## TASK DETAILS
Look through the data below and return each line where "dense" appears.

## DATA
## begin

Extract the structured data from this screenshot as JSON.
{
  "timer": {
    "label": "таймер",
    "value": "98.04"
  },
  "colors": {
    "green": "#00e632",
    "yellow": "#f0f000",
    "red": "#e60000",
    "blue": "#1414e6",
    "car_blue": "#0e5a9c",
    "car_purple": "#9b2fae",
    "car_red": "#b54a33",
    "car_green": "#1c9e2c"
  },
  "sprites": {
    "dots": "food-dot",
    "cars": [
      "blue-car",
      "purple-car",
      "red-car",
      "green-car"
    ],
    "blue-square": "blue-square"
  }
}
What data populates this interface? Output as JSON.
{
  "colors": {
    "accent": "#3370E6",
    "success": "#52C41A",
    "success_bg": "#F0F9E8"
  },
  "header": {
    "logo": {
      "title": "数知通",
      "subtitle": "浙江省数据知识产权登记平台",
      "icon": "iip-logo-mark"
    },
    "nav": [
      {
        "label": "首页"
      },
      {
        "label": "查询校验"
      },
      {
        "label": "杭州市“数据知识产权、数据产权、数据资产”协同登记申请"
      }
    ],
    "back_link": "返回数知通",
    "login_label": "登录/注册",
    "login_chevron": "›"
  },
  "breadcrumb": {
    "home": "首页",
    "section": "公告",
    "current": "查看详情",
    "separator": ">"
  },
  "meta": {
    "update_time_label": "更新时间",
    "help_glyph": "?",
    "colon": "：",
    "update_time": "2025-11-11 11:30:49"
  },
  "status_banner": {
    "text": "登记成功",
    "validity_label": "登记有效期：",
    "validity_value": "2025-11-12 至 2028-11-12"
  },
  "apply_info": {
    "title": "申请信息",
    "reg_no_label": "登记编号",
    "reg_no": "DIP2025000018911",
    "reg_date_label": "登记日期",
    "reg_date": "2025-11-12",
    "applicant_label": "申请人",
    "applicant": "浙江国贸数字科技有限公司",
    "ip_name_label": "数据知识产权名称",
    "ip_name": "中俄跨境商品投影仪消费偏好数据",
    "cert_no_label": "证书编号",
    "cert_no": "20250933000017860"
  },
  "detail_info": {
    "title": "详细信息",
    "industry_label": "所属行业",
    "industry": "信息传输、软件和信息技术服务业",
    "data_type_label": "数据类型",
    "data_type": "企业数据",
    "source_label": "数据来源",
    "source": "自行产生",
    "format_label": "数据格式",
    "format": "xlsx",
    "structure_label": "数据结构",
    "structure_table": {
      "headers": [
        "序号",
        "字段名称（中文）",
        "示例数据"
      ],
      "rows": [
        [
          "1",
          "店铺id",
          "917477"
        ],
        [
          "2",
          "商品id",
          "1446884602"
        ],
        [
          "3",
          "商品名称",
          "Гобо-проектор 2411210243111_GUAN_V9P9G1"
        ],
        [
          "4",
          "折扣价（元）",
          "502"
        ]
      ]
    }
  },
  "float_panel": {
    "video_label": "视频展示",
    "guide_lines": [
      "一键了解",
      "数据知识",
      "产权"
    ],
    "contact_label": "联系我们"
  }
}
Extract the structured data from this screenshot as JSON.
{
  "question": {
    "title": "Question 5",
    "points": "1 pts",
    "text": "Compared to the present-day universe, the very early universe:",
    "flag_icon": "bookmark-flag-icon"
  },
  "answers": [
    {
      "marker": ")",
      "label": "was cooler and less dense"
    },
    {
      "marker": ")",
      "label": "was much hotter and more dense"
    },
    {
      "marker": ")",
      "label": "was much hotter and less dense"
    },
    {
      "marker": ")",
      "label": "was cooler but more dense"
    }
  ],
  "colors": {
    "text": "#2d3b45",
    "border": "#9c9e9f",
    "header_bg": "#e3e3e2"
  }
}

## end

## CORRECT OUTPUT
      "label": "was cooler and less dense"
      "label": "was much hotter and more dense"
      "label": "was much hotter and less dense"
      "label": "was cooler but more dense"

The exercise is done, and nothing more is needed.